▶ _Supplied data_:
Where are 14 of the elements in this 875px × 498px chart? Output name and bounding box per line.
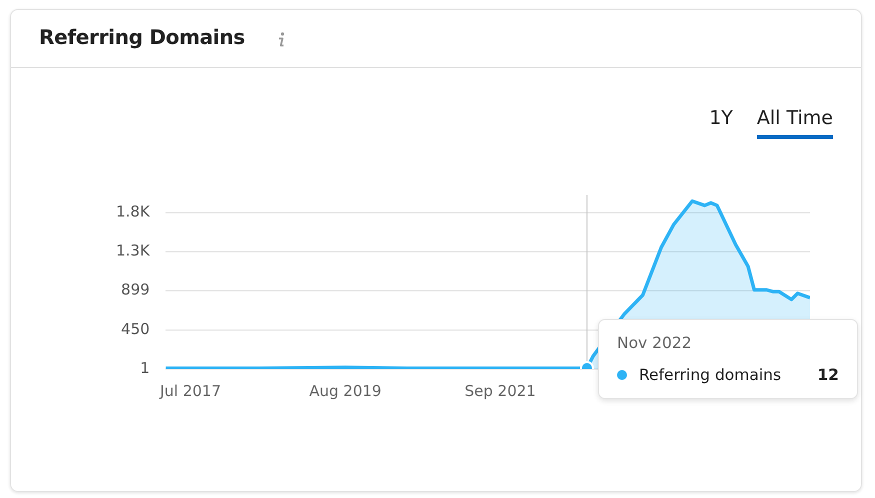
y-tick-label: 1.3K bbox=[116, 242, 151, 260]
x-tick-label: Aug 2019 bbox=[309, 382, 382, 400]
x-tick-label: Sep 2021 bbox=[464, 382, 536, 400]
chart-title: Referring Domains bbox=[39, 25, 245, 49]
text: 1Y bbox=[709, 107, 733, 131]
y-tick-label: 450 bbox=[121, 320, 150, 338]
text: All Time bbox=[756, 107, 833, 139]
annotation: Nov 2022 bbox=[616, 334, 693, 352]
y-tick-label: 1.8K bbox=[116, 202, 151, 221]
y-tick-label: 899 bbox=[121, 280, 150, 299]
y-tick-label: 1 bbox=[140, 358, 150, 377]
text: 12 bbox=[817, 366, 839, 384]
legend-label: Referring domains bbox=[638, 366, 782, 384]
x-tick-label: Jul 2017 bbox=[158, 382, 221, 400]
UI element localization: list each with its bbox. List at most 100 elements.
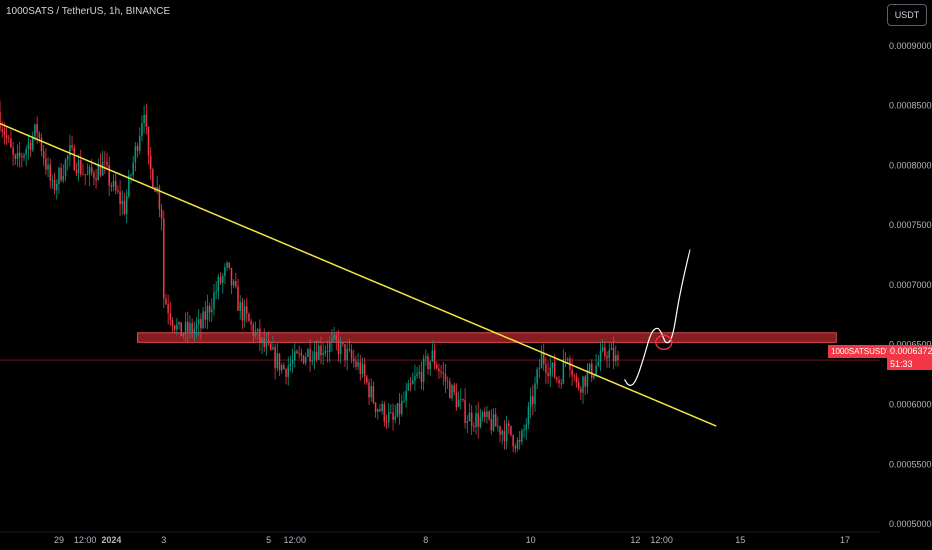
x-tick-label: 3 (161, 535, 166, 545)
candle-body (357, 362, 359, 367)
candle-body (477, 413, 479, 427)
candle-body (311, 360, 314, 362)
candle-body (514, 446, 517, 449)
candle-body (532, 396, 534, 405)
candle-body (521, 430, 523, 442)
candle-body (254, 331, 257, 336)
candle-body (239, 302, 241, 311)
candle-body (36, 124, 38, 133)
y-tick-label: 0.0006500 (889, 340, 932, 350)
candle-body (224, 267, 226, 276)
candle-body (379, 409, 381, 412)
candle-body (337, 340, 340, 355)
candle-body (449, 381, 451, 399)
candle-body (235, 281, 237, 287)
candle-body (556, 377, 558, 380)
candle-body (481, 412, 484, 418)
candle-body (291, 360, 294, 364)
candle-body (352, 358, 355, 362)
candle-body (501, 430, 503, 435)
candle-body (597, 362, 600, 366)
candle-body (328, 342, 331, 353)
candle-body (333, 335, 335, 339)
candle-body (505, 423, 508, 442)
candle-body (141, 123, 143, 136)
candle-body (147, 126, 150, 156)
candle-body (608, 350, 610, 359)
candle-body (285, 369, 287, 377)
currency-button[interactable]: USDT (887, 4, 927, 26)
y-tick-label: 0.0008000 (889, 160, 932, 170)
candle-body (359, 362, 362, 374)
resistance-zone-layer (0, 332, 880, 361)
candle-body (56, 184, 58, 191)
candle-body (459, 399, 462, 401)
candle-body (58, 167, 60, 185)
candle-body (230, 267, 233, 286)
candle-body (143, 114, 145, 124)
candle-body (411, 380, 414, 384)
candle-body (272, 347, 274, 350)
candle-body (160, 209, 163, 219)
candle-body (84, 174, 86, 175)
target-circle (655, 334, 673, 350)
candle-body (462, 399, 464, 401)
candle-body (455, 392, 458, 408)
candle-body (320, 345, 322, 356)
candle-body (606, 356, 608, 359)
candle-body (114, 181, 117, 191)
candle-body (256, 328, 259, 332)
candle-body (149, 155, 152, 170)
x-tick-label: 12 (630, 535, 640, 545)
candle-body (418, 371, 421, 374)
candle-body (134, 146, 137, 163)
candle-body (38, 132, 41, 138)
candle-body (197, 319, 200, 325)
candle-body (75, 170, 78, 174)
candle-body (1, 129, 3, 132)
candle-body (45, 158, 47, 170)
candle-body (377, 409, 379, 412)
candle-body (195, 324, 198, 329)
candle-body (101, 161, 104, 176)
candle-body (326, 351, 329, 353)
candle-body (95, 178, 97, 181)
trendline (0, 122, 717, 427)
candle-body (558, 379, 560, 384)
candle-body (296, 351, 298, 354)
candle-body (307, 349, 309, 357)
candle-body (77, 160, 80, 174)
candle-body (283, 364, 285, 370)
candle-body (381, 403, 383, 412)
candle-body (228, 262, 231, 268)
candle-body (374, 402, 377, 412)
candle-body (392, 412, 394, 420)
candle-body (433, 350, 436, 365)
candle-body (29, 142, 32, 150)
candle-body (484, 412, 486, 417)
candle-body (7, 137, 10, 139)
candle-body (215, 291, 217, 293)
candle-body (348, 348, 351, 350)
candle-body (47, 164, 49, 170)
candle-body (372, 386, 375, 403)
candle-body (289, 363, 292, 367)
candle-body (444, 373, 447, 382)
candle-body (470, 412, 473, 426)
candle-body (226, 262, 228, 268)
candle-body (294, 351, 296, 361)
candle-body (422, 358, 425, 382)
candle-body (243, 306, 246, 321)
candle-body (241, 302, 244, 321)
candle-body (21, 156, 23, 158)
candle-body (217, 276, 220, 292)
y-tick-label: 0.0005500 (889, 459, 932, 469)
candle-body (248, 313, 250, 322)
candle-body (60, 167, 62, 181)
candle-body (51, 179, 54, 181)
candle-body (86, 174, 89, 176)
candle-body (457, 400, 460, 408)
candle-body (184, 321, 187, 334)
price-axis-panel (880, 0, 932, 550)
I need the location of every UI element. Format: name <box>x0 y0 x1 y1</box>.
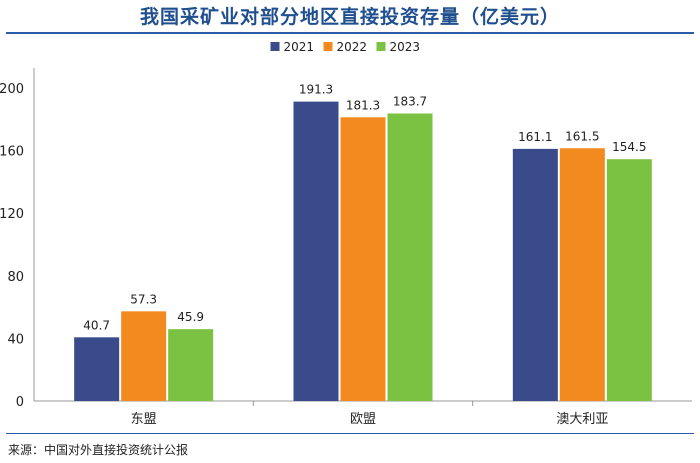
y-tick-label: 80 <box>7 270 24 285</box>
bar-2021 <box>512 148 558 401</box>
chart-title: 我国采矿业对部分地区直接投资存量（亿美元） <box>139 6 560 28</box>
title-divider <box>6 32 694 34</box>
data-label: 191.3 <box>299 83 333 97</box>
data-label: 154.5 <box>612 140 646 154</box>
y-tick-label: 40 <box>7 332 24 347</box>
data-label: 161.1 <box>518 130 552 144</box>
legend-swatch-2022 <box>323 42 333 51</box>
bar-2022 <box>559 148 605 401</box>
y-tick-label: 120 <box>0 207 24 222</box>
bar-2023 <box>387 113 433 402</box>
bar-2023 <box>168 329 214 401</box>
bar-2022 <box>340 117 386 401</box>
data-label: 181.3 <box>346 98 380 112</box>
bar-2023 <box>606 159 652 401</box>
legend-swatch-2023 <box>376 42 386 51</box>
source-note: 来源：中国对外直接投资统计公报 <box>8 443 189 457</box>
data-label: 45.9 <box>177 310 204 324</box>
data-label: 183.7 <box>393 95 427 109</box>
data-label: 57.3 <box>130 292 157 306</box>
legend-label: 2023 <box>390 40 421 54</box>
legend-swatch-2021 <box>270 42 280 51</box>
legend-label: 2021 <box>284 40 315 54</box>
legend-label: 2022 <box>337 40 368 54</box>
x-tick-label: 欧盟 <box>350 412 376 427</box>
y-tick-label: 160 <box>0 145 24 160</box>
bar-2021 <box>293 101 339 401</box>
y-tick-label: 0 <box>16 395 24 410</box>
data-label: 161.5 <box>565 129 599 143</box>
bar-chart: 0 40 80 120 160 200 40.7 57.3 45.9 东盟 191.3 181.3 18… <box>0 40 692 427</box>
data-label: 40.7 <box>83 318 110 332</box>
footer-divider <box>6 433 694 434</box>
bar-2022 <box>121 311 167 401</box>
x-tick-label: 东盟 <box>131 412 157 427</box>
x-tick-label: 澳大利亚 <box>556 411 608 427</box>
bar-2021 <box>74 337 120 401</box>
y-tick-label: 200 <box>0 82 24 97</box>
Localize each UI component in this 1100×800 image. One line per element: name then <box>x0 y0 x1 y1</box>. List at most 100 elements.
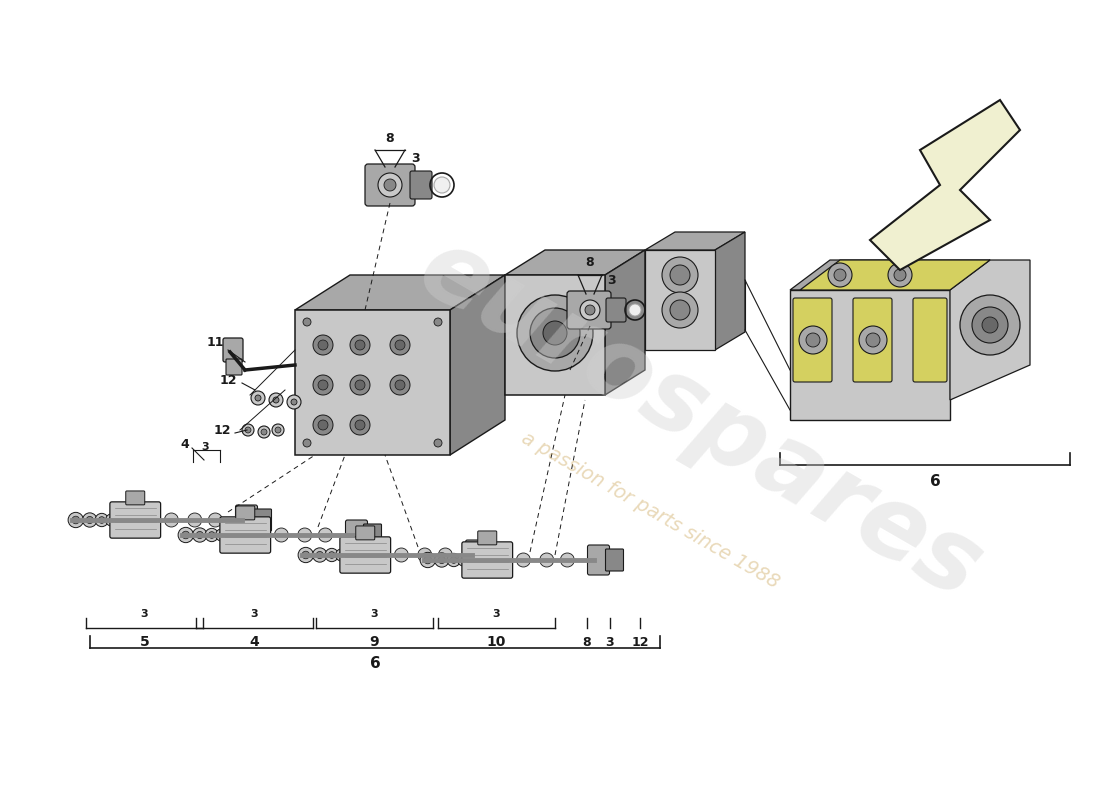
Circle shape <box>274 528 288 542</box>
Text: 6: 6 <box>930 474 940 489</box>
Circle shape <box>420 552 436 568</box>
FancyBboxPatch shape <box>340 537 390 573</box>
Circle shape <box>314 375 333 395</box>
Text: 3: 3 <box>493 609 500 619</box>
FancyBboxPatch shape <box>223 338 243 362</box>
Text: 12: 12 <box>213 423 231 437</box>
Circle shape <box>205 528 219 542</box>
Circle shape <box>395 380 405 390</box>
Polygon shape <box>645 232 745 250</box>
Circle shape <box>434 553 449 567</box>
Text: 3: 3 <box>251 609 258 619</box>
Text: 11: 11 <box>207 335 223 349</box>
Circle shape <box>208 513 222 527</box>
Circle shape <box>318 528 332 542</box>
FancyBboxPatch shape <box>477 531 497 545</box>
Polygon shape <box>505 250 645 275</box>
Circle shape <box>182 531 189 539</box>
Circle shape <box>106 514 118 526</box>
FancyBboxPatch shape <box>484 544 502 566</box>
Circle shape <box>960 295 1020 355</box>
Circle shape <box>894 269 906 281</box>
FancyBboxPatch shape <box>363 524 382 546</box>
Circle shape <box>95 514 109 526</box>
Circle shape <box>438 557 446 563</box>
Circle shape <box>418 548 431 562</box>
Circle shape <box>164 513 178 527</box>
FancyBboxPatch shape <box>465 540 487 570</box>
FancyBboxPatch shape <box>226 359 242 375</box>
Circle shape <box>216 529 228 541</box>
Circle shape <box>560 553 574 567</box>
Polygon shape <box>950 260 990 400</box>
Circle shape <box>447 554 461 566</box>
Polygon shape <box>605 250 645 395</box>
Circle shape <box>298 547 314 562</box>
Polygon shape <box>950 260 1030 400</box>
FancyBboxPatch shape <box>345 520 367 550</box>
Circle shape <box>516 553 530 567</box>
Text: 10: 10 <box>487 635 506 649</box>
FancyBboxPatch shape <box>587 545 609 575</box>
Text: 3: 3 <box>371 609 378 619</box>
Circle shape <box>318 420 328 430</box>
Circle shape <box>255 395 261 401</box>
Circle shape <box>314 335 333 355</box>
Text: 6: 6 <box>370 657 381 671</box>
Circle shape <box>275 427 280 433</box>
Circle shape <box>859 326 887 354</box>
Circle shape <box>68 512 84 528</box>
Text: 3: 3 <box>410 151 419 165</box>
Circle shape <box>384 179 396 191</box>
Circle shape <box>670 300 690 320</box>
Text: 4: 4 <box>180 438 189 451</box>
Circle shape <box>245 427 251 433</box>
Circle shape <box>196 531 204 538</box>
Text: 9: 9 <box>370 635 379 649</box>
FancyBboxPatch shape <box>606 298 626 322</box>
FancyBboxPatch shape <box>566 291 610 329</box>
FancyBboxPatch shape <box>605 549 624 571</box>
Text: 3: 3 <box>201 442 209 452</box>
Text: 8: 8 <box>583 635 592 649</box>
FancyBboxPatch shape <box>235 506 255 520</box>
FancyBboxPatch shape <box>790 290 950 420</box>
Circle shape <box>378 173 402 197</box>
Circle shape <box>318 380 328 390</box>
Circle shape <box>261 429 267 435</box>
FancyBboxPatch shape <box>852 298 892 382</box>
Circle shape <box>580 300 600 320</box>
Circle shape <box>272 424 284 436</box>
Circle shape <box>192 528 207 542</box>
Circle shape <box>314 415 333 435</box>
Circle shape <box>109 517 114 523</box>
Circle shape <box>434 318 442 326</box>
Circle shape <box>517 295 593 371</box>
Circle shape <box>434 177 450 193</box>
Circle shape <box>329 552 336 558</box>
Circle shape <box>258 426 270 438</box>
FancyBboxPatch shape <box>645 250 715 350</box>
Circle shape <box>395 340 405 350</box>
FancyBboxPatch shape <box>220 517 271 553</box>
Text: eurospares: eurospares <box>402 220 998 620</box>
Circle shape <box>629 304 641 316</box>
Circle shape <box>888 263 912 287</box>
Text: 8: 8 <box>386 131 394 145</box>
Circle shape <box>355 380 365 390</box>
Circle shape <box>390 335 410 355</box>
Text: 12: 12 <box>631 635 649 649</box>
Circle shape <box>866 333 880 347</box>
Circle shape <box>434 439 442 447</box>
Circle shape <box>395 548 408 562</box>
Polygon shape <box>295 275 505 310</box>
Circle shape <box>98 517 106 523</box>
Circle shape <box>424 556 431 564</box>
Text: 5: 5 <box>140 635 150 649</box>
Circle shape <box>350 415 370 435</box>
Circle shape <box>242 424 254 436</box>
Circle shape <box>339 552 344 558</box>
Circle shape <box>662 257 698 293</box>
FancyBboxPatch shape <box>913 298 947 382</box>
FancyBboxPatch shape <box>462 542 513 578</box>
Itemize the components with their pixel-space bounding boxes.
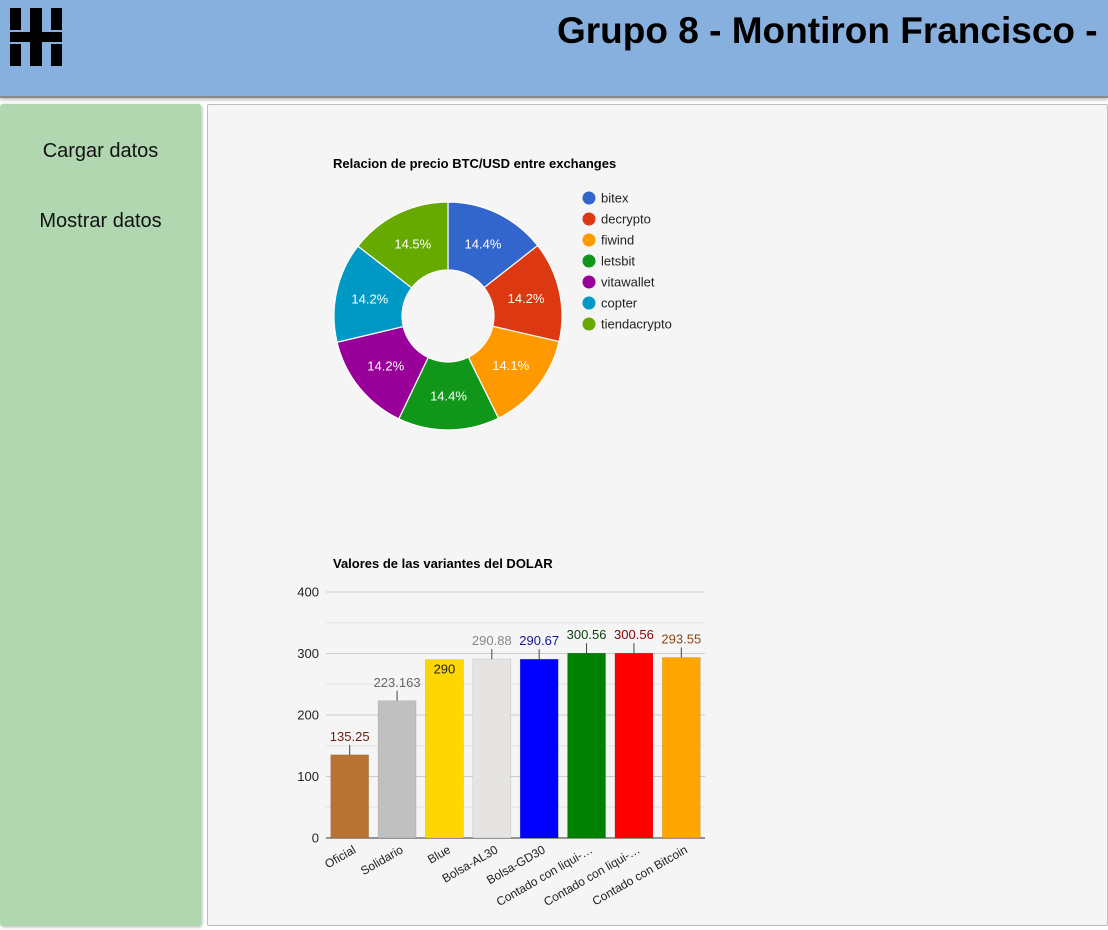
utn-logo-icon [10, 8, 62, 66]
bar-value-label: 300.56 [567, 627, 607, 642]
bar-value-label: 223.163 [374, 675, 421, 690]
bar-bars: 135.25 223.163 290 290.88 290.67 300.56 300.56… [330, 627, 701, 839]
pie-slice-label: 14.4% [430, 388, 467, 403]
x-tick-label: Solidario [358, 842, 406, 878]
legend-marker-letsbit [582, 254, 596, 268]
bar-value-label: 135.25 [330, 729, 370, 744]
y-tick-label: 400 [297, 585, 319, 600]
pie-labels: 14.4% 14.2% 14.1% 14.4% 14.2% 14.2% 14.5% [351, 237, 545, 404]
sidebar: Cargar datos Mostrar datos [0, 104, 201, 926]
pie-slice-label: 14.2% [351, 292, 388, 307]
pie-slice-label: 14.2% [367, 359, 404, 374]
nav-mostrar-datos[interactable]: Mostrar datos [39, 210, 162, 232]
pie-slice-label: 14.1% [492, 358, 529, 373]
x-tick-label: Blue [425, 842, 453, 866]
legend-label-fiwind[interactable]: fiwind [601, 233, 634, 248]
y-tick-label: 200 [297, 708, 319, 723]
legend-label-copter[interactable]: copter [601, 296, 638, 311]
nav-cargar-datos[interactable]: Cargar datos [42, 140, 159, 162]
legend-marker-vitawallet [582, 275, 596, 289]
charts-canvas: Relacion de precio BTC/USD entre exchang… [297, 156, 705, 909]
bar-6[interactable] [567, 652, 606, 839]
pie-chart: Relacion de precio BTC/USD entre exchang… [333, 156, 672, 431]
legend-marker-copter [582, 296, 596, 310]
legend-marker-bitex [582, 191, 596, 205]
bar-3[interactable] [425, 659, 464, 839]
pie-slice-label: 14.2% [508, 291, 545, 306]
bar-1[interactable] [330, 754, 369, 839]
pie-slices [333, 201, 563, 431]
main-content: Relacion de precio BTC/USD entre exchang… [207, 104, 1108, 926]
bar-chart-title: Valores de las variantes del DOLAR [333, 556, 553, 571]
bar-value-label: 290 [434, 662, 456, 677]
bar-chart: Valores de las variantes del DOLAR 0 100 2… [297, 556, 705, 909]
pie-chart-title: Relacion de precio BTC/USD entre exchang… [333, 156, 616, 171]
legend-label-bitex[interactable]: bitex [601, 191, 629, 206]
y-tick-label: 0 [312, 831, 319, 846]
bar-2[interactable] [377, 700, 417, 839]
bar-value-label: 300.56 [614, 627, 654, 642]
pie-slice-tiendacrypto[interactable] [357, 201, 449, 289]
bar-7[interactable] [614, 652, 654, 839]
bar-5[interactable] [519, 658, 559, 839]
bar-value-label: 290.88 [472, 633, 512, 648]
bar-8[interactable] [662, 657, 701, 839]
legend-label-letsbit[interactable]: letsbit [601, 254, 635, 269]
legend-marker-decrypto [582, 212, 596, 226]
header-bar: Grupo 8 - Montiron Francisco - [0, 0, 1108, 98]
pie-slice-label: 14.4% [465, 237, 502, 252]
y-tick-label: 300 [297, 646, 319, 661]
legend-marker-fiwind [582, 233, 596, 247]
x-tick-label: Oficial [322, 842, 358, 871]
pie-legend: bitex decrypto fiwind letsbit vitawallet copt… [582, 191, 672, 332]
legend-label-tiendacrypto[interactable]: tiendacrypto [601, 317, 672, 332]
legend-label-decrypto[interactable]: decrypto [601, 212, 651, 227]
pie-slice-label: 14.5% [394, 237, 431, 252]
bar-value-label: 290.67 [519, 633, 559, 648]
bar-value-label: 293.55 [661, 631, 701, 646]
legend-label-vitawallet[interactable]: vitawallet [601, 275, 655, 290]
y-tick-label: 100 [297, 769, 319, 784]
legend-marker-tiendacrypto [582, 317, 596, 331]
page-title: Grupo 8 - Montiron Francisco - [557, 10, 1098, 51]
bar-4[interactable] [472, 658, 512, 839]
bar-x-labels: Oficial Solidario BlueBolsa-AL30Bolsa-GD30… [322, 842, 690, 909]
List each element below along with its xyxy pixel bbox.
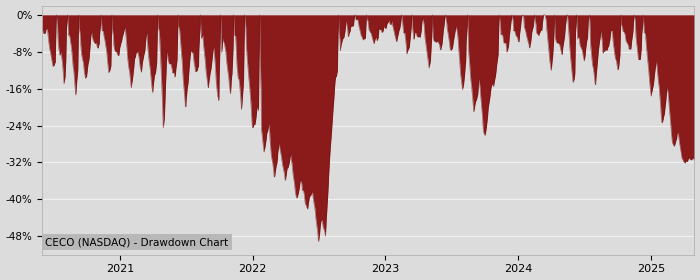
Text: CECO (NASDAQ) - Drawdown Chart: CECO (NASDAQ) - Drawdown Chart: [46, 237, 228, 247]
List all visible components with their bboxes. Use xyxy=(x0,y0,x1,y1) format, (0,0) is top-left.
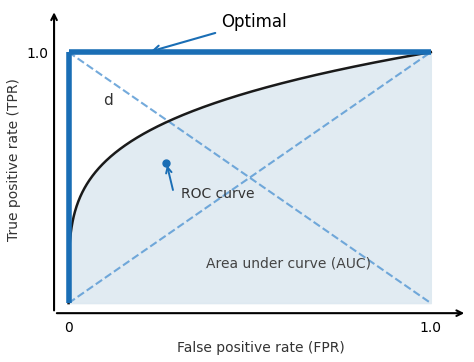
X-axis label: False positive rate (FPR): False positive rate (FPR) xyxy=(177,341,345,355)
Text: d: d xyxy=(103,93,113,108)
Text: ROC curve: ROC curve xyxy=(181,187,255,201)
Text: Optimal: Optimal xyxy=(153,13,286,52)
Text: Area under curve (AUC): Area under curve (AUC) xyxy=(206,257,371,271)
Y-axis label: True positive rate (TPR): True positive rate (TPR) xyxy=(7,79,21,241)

▶ _Direction_: Give back, character for character, everything from the line containing "Text: CECO (NASDAQ)" down to the final line above. Leave the pictures out of your answer.

▶ _Result_:
Text: CECO (NASDAQ) - Drawdown Chart: CECO (NASDAQ) - Drawdown Chart: [46, 237, 228, 247]
List all visible components with their bboxes. Use xyxy=(x0,y0,x1,y1) format, (0,0) is top-left.
X-axis label: False positive rate (FPR): False positive rate (FPR) xyxy=(177,341,345,355)
Text: d: d xyxy=(103,93,113,108)
Text: ROC curve: ROC curve xyxy=(181,187,255,201)
Text: Optimal: Optimal xyxy=(153,13,286,52)
Text: Area under curve (AUC): Area under curve (AUC) xyxy=(206,257,371,271)
Y-axis label: True positive rate (TPR): True positive rate (TPR) xyxy=(7,79,21,241)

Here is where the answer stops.